What the exercise asks → Pictures stay out of the copy; set down each line of the listing below exactly.

=====

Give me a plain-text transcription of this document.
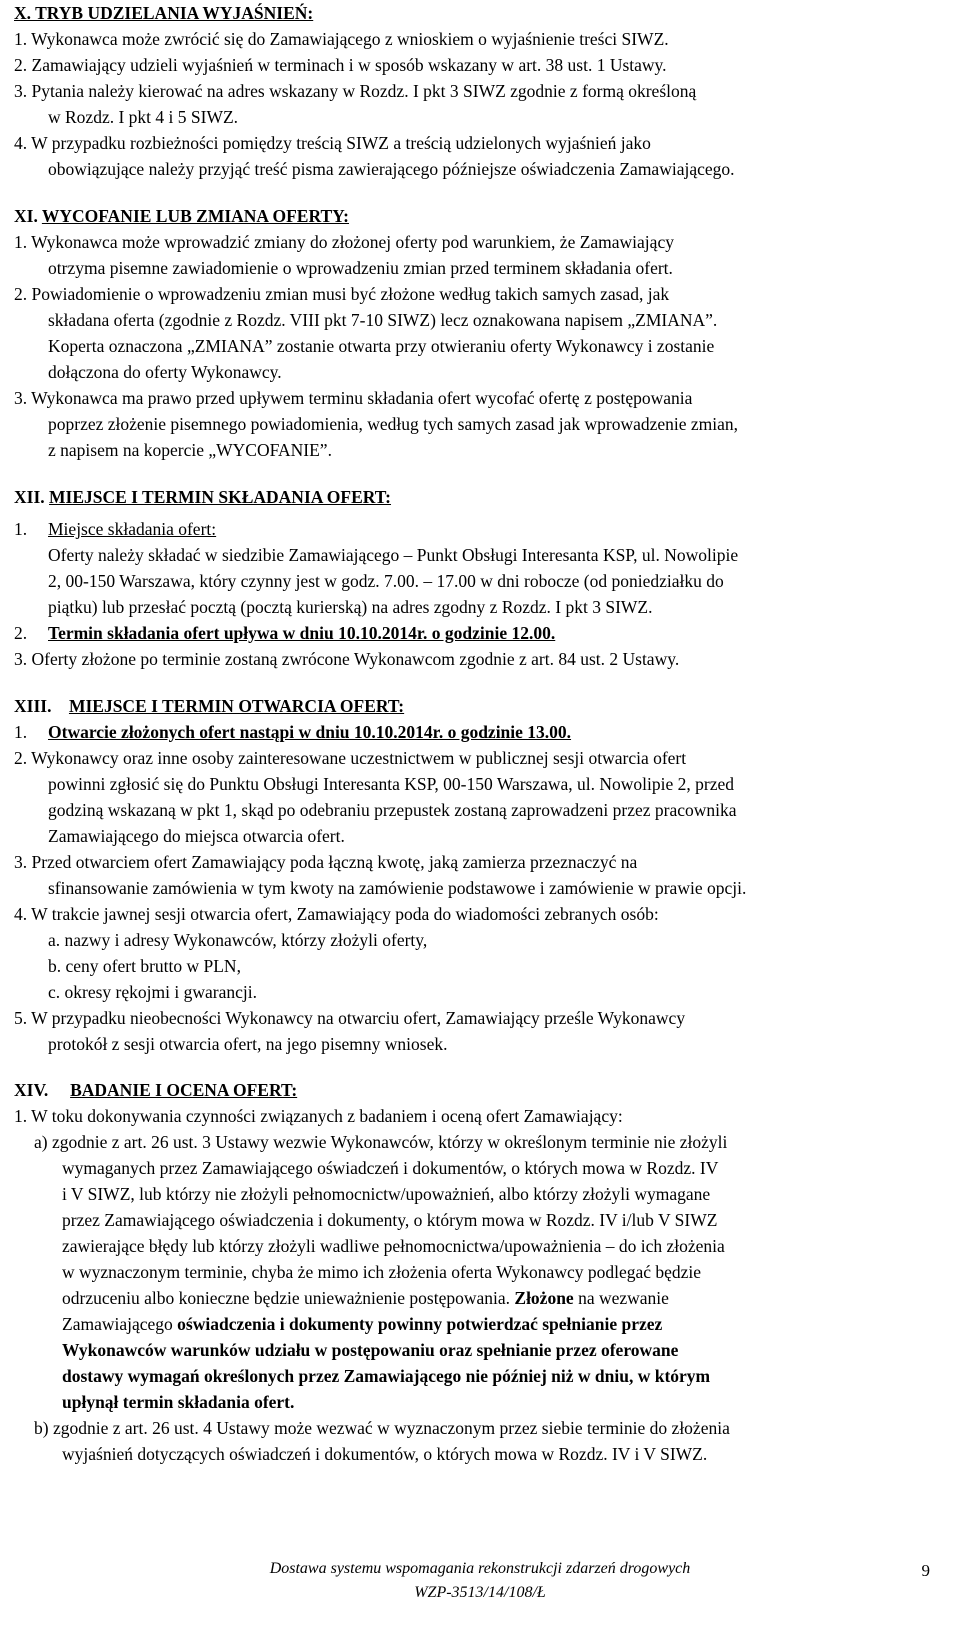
X. TRYB UDZIELANIA WYJAŚNIEŃ:
1. Wykonawca może zwrócić się do Zamawiającego z wnioskiem o wyjaśnienie treści SIWZ.
2. Zamawiający udzieli wyjaśnień w terminach i w sposób wskazany w art. 38 ust. 1 Ustawy.
3. Pytania należy kierować na adres wskazany w Rozdz. I pkt 3 SIWZ zgodnie z formą określoną
w Rozdz. I pkt 4 i 5 SIWZ.
4. W przypadku rozbieżności pomiędzy treścią SIWZ a treścią udzielonych wyjaśnień jako
obowiązujące należy przyjąć treść pisma zawierającego późniejsze oświadczenia Zamawiającego.
XI. WYCOFANIE LUB ZMIANA OFERTY:
1. Wykonawca może wprowadzić zmiany do złożonej oferty pod warunkiem, że Zamawiający
otrzyma pisemne zawiadomienie o wprowadzeniu zmian przed terminem składania ofert.
2. Powiadomienie o wprowadzeniu zmian musi być złożone według takich samych zasad, jak
składana oferta (zgodnie z Rozdz. VIII pkt 7-10 SIWZ) lecz oznakowana napisem „ZMIANA”.
Koperta oznaczona „ZMIANA” zostanie otwarta przy otwieraniu oferty Wykonawcy i zostanie
dołączona do oferty Wykonawcy.
3. Wykonawca ma prawo przed upływem terminu składania ofert wycofać ofertę z postępowania
poprzez złożenie pisemnego powiadomienia, według tych samych zasad jak wprowadzenie zmian,
z napisem na kopercie „WYCOFANIE”.
XII. MIEJSCE I TERMIN SKŁADANIA OFERT:
1. Miejsce składania ofert:
Oferty należy składać w siedzibie Zamawiającego – Punkt Obsługi Interesanta KSP, ul. Nowolipie
2, 00-150 Warszawa, który czynny jest w godz. 7.00. – 17.00 w dni robocze (od poniedziałku do
piątku) lub przesłać pocztą (pocztą kurierską) na adres zgodny z Rozdz. I pkt 3 SIWZ.
2. Termin składania ofert upływa w dniu 10.10.2014r. o godzinie 12.00.
3. Oferty złożone po terminie zostaną zwrócone Wykonawcom zgodnie z art. 84 ust. 2 Ustawy.
XIII. MIEJSCE I TERMIN OTWARCIA OFERT:
1. Otwarcie złożonych ofert nastąpi w dniu 10.10.2014r. o godzinie 13.00.
2. Wykonawcy oraz inne osoby zainteresowane uczestnictwem w publicznej sesji otwarcia ofert
powinni zgłosić się do Punktu Obsługi Interesanta KSP, 00-150 Warszawa, ul. Nowolipie 2, przed
godziną wskazaną w pkt 1, skąd po odebraniu przepustek zostaną zaprowadzeni przez pracownika
Zamawiającego do miejsca otwarcia ofert.
3. Przed otwarciem ofert Zamawiający poda łączną kwotę, jaką zamierza przeznaczyć na
sfinansowanie zamówienia w tym kwoty na zamówienie podstawowe i zamówienie w prawie opcji.
4. W trakcie jawnej sesji otwarcia ofert, Zamawiający poda do wiadomości zebranych osób:
a. nazwy i adresy Wykonawców, którzy złożyli oferty,
b. ceny ofert brutto w PLN,
c. okresy rękojmi i gwarancji.
5. W przypadku nieobecności Wykonawcy na otwarciu ofert, Zamawiający prześle Wykonawcy
protokół z sesji otwarcia ofert, na jego pisemny wniosek.
XIV. BADANIE I OCENA OFERT:
1. W toku dokonywania czynności związanych z badaniem i oceną ofert Zamawiający:
a) zgodnie z art. 26 ust. 3 Ustawy wezwie Wykonawców, którzy w określonym terminie nie złożyli
wymaganych przez Zamawiającego oświadczeń i dokumentów, o których mowa w Rozdz. IV
i V SIWZ, lub którzy nie złożyli pełnomocnictw/upoważnień, albo którzy złożyli wymagane
przez Zamawiającego oświadczenia i dokumenty, o którym mowa w Rozdz. IV i/lub V SIWZ
zawierające błędy lub którzy złożyli wadliwe pełnomocnictwa/upoważnienia – do ich złożenia
w wyznaczonym terminie, chyba że mimo ich złożenia oferta Wykonawcy podlegać będzie
odrzuceniu albo konieczne będzie unieważnienie postępowania. Złożone na wezwanie
Zamawiającego oświadczenia i dokumenty powinny potwierdzać spełnianie przez
Wykonawców warunków udziału w postępowaniu oraz spełnianie przez oferowane
dostawy wymagań określonych przez Zamawiającego nie później niż w dniu, w którym
upłynął termin składania ofert.
b) zgodnie z art. 26 ust. 4 Ustawy może wezwać w wyznaczonym przez siebie terminie do złożenia
wyjaśnień dotyczących oświadczeń i dokumentów, o których mowa w Rozdz. IV i V SIWZ.
Dostawa systemu wspomagania rekonstrukcji zdarzeń drogowych
WZP-3513/14/108/Ł
9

=====

Answer to this exercise →
Give me a plain-text transcription of this document.
X. TRYB UDZIELANIA WYJAŚNIEŃ:
1. Wykonawca może zwrócić się do Zamawiającego z wnioskiem o wyjaśnienie treści SIWZ.
2. Zamawiający udzieli wyjaśnień w terminach i w sposób wskazany w art. 38 ust. 1 Ustawy.
3. Pytania należy kierować na adres wskazany w Rozdz. I pkt 3 SIWZ zgodnie z formą określoną
w Rozdz. I pkt 4 i 5 SIWZ.
4. W przypadku rozbieżności pomiędzy treścią SIWZ a treścią udzielonych wyjaśnień jako
obowiązujące należy przyjąć treść pisma zawierającego późniejsze oświadczenia Zamawiającego.
XI. WYCOFANIE LUB ZMIANA OFERTY:
1. Wykonawca może wprowadzić zmiany do złożonej oferty pod warunkiem, że Zamawiający
otrzyma pisemne zawiadomienie o wprowadzeniu zmian przed terminem składania ofert.
2. Powiadomienie o wprowadzeniu zmian musi być złożone według takich samych zasad, jak
składana oferta (zgodnie z Rozdz. VIII pkt 7-10 SIWZ) lecz oznakowana napisem „ZMIANA”.
Koperta oznaczona „ZMIANA” zostanie otwarta przy otwieraniu oferty Wykonawcy i zostanie
dołączona do oferty Wykonawcy.
3. Wykonawca ma prawo przed upływem terminu składania ofert wycofać ofertę z postępowania
poprzez złożenie pisemnego powiadomienia, według tych samych zasad jak wprowadzenie zmian,
z napisem na kopercie „WYCOFANIE”.
XII. MIEJSCE I TERMIN SKŁADANIA OFERT:
1. Miejsce składania ofert:
Oferty należy składać w siedzibie Zamawiającego – Punkt Obsługi Interesanta KSP, ul. Nowolipie
2, 00-150 Warszawa, który czynny jest w godz. 7.00. – 17.00 w dni robocze (od poniedziałku do
piątku) lub przesłać pocztą (pocztą kurierską) na adres zgodny z Rozdz. I pkt 3 SIWZ.
2. Termin składania ofert upływa w dniu 10.10.2014r. o godzinie 12.00.
3. Oferty złożone po terminie zostaną zwrócone Wykonawcom zgodnie z art. 84 ust. 2 Ustawy.
XIII. MIEJSCE I TERMIN OTWARCIA OFERT:
1. Otwarcie złożonych ofert nastąpi w dniu 10.10.2014r. o godzinie 13.00.
2. Wykonawcy oraz inne osoby zainteresowane uczestnictwem w publicznej sesji otwarcia ofert
powinni zgłosić się do Punktu Obsługi Interesanta KSP, 00-150 Warszawa, ul. Nowolipie 2, przed
godziną wskazaną w pkt 1, skąd po odebraniu przepustek zostaną zaprowadzeni przez pracownika
Zamawiającego do miejsca otwarcia ofert.
3. Przed otwarciem ofert Zamawiający poda łączną kwotę, jaką zamierza przeznaczyć na
sfinansowanie zamówienia w tym kwoty na zamówienie podstawowe i zamówienie w prawie opcji.
4. W trakcie jawnej sesji otwarcia ofert, Zamawiający poda do wiadomości zebranych osób:
a. nazwy i adresy Wykonawców, którzy złożyli oferty,
b. ceny ofert brutto w PLN,
c. okresy rękojmi i gwarancji.
5. W przypadku nieobecności Wykonawcy na otwarciu ofert, Zamawiający prześle Wykonawcy
protokół z sesji otwarcia ofert, na jego pisemny wniosek.
XIV. BADANIE I OCENA OFERT:
1. W toku dokonywania czynności związanych z badaniem i oceną ofert Zamawiający:
a) zgodnie z art. 26 ust. 3 Ustawy wezwie Wykonawców, którzy w określonym terminie nie złożyli
wymaganych przez Zamawiającego oświadczeń i dokumentów, o których mowa w Rozdz. IV
i V SIWZ, lub którzy nie złożyli pełnomocnictw/upoważnień, albo którzy złożyli wymagane
przez Zamawiającego oświadczenia i dokumenty, o którym mowa w Rozdz. IV i/lub V SIWZ
zawierające błędy lub którzy złożyli wadliwe pełnomocnictwa/upoważnienia – do ich złożenia
w wyznaczonym terminie, chyba że mimo ich złożenia oferta Wykonawcy podlegać będzie
odrzuceniu albo konieczne będzie unieważnienie postępowania. Złożone na wezwanie
Zamawiającego oświadczenia i dokumenty powinny potwierdzać spełnianie przez
Wykonawców warunków udziału w postępowaniu oraz spełnianie przez oferowane
dostawy wymagań określonych przez Zamawiającego nie później niż w dniu, w którym
upłynął termin składania ofert.
b) zgodnie z art. 26 ust. 4 Ustawy może wezwać w wyznaczonym przez siebie terminie do złożenia
wyjaśnień dotyczących oświadczeń i dokumentów, o których mowa w Rozdz. IV i V SIWZ.
Dostawa systemu wspomagania rekonstrukcji zdarzeń drogowych
WZP-3513/14/108/Ł
9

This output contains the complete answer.